WRITTEN REQUEST: Copy out all lines where "нормативного" appears.

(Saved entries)
* * * *

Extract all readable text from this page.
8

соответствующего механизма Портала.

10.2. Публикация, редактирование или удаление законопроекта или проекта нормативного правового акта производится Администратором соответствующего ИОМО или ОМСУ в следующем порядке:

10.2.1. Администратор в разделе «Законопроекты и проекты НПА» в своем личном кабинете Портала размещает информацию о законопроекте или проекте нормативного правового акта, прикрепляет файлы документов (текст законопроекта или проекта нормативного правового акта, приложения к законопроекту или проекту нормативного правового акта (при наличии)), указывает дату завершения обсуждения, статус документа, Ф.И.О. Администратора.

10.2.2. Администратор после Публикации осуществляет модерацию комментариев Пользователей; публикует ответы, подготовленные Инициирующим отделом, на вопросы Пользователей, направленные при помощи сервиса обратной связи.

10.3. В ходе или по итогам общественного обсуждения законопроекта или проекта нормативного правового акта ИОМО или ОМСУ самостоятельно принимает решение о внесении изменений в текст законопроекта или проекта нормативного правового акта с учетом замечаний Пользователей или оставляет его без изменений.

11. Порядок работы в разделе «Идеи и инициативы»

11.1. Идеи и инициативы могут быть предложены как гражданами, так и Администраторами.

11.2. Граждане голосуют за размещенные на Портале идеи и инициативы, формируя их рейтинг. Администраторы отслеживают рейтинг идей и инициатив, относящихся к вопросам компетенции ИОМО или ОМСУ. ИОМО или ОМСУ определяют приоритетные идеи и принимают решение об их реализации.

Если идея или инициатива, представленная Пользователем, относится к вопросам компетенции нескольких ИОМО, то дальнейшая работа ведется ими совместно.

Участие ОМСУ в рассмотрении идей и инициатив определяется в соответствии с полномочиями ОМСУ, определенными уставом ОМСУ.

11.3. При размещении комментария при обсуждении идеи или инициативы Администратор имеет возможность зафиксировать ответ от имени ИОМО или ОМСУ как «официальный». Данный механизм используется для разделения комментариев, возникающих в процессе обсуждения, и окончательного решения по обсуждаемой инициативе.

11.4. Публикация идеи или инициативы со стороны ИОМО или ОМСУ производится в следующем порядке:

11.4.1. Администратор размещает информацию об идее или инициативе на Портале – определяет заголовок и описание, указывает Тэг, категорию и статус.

* * * *

SOLUTION TO THE PROBLEM:
10.2. Публикация, редактирование или удаление законопроекта или проекта нормативного правового акта производится Администратором соответствующего ИОМО или ОМСУ в следующем порядке:
10.2.1. Администратор в разделе «Законопроекты и проекты НПА» в своем личном кабинете Портала размещает информацию о законопроекте или проекте нормативного правового акта, прикрепляет файлы документов (текст законопроекта или проекта нормативного правового акта, приложения к законопроекту или проекту нормативного правового акта (при наличии)), указывает дату завершения обсуждения, статус документа, Ф.И.О. Администратора.
10.3. В ходе или по итогам общественного обсуждения законопроекта или проекта нормативного правового акта ИОМО или ОМСУ самостоятельно принимает решение о внесении изменений в текст законопроекта или проекта нормативного правового акта с учетом замечаний Пользователей или оставляет его без изменений.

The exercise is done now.